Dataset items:
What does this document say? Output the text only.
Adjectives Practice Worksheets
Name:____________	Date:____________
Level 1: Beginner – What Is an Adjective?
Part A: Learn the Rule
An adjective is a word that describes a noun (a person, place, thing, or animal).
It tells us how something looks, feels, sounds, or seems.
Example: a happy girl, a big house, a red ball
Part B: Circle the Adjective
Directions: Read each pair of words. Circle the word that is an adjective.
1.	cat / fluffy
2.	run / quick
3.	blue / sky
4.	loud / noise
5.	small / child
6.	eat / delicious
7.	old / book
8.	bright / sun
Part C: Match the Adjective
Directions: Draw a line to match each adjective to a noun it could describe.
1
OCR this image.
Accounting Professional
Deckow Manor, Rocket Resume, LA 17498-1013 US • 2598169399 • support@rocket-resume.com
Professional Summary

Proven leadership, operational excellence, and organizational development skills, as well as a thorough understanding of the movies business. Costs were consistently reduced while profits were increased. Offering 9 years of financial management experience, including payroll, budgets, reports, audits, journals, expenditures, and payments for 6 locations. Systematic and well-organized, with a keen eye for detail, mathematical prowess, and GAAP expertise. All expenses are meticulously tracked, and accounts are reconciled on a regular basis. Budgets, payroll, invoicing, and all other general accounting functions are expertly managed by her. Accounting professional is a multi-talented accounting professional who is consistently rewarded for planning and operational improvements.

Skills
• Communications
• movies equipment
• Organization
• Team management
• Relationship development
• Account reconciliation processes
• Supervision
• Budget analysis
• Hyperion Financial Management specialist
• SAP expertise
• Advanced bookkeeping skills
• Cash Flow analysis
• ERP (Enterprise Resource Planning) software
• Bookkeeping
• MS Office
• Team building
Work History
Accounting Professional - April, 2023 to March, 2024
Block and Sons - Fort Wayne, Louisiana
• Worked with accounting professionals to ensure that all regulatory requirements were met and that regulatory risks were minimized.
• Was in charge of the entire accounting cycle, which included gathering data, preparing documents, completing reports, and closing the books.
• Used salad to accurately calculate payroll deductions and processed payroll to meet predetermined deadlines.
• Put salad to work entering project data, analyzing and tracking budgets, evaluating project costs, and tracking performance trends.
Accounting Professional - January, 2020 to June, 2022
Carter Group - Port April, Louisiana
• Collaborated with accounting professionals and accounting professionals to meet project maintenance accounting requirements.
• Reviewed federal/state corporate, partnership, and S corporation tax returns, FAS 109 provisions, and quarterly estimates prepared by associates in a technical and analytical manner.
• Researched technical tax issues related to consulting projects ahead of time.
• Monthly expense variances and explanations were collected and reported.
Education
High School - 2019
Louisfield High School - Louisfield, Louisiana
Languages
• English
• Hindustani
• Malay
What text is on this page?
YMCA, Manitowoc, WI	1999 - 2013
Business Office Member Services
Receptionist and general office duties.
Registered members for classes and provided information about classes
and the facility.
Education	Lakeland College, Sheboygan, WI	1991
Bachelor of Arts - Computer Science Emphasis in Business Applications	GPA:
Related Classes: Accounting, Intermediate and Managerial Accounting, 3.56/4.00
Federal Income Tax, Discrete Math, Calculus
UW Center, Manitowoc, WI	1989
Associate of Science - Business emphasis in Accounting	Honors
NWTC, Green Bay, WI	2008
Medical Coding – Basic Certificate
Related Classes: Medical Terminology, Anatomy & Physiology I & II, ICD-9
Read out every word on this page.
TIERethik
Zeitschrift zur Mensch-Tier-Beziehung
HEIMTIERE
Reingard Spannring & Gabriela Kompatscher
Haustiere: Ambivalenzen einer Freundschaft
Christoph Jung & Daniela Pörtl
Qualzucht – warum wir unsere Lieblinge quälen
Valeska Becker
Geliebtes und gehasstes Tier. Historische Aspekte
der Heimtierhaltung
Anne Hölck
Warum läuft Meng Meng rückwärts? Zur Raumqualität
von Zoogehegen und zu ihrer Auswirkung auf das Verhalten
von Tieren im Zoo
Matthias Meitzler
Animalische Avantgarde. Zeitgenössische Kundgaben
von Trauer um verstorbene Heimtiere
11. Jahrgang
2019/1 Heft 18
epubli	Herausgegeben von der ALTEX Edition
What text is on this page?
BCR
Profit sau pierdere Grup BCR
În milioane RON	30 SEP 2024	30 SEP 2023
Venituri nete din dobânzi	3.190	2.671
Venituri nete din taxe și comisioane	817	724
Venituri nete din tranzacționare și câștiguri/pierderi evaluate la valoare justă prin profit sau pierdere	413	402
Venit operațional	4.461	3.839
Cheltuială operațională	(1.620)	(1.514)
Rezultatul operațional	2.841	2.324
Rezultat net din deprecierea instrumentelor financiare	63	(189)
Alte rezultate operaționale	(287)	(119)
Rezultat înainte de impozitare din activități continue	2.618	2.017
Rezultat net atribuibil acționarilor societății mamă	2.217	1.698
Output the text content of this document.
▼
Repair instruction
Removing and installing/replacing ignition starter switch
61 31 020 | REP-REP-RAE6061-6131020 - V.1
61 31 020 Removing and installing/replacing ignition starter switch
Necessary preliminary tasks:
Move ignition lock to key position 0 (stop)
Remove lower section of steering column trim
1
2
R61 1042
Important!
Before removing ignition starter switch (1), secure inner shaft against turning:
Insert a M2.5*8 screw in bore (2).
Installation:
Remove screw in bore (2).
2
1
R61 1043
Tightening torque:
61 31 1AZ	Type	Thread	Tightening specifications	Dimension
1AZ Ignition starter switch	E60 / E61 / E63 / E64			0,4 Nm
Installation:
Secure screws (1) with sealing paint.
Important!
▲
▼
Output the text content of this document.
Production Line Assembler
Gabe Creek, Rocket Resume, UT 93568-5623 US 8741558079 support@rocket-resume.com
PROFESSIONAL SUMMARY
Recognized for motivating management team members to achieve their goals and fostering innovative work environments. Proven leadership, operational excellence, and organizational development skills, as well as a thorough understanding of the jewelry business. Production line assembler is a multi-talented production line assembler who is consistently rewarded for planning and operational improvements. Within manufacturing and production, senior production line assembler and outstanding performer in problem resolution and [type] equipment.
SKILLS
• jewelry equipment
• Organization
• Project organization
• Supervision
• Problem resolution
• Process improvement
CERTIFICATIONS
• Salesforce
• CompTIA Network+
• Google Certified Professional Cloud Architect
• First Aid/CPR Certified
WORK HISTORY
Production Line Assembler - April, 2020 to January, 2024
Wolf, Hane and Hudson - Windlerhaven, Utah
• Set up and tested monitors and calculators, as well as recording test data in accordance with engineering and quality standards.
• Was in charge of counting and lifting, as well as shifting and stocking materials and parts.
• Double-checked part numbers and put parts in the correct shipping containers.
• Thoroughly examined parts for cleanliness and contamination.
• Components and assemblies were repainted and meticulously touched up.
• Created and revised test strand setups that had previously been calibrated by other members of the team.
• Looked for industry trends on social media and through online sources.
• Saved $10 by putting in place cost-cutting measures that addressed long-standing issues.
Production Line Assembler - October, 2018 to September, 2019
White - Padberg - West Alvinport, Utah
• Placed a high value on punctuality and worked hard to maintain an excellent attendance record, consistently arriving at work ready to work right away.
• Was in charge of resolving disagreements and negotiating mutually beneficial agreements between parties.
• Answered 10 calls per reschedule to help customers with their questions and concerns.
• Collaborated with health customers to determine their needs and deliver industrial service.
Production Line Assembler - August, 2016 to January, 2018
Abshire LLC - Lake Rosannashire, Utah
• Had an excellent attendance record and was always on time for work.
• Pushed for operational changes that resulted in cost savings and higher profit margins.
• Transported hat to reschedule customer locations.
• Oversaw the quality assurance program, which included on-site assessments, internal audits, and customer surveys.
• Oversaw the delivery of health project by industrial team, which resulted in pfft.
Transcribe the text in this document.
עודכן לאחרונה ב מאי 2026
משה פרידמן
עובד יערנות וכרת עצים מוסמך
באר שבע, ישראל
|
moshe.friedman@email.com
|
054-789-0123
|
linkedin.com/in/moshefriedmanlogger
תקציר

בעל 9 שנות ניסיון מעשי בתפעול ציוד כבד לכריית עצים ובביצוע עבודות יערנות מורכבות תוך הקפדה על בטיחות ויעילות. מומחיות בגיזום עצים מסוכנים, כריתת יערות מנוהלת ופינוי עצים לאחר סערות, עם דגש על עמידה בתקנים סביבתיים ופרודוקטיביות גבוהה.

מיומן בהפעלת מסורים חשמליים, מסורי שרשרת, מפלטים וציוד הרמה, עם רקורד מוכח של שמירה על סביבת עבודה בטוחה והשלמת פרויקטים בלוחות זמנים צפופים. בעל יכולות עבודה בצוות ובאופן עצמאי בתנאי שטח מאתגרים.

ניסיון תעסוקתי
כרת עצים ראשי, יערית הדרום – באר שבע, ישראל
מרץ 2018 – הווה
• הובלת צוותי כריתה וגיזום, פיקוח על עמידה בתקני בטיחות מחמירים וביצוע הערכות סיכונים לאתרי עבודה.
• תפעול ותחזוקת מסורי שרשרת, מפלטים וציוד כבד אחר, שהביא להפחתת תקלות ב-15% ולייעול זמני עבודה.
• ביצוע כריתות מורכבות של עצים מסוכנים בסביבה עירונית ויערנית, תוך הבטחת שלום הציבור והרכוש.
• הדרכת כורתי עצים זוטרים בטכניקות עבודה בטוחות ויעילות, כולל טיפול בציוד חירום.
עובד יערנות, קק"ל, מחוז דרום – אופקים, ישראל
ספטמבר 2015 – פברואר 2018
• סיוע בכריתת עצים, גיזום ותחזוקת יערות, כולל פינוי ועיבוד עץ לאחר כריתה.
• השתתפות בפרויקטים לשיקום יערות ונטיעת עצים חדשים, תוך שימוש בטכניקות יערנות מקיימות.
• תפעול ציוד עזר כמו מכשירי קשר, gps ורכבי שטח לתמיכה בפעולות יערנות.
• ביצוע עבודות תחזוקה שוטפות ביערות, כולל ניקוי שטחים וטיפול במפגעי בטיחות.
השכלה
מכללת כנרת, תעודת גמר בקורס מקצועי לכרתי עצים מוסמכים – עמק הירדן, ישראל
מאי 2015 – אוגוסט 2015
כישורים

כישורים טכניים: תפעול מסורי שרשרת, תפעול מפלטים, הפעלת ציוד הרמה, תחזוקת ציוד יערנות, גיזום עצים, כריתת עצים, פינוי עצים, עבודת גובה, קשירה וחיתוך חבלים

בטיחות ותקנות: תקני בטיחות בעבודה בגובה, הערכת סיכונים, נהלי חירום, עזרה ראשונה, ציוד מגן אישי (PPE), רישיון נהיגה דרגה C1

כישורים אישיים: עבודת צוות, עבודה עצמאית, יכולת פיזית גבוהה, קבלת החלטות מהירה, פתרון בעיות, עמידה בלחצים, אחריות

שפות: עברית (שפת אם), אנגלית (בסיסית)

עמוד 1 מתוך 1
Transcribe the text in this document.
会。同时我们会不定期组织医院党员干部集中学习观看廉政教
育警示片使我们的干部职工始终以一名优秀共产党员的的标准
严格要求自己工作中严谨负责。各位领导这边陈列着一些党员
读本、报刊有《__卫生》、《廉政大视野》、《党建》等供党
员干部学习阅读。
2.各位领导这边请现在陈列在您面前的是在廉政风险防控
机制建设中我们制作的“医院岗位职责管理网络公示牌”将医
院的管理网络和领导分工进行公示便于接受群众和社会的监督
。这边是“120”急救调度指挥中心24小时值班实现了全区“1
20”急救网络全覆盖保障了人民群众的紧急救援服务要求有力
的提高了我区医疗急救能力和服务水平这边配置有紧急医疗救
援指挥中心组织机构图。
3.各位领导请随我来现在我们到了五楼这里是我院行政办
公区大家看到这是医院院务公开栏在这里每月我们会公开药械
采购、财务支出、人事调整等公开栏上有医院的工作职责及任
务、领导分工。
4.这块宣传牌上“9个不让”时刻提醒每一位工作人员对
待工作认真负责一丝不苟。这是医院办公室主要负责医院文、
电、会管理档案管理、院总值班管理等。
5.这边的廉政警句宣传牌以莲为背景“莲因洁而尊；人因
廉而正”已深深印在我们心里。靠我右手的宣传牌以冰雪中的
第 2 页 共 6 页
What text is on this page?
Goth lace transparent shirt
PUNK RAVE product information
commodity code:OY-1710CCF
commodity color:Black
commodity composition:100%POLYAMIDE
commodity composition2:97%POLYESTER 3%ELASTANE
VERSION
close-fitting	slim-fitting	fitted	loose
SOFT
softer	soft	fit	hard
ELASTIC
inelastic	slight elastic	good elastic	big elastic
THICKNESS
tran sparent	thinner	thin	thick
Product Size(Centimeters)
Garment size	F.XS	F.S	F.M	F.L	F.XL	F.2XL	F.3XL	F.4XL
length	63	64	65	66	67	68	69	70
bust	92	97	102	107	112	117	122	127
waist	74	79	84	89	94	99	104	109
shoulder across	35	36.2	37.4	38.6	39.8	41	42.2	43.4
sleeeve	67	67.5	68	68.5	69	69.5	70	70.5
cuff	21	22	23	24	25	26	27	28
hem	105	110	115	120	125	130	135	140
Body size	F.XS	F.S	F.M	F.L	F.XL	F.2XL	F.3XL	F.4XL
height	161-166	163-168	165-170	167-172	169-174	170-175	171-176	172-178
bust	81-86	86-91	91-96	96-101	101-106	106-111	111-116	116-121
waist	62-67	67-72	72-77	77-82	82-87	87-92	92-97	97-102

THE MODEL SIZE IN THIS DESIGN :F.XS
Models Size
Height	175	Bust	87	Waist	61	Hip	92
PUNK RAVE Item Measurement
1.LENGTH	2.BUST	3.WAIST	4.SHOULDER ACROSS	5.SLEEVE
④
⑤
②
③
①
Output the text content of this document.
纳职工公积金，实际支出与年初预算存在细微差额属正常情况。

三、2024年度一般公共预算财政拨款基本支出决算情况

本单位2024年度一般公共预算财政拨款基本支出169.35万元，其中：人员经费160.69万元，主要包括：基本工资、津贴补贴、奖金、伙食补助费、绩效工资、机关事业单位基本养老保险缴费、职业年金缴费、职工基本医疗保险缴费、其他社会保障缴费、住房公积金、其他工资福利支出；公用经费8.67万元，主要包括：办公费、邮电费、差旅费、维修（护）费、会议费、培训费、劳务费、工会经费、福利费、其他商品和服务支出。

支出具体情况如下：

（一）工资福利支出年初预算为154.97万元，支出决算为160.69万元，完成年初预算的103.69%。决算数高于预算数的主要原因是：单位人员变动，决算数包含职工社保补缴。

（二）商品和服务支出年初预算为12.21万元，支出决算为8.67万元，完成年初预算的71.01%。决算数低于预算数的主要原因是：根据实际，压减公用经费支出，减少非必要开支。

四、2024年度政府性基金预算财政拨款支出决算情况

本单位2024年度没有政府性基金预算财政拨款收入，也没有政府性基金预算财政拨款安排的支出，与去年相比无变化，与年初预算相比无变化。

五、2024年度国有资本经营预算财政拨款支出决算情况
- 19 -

Exercise description. Search the data for "installing". Copy every matching line.

Exercise response.
Removing and installing/replacing ignition starter switch
61 31 020 Removing and installing/replacing ignition starter switch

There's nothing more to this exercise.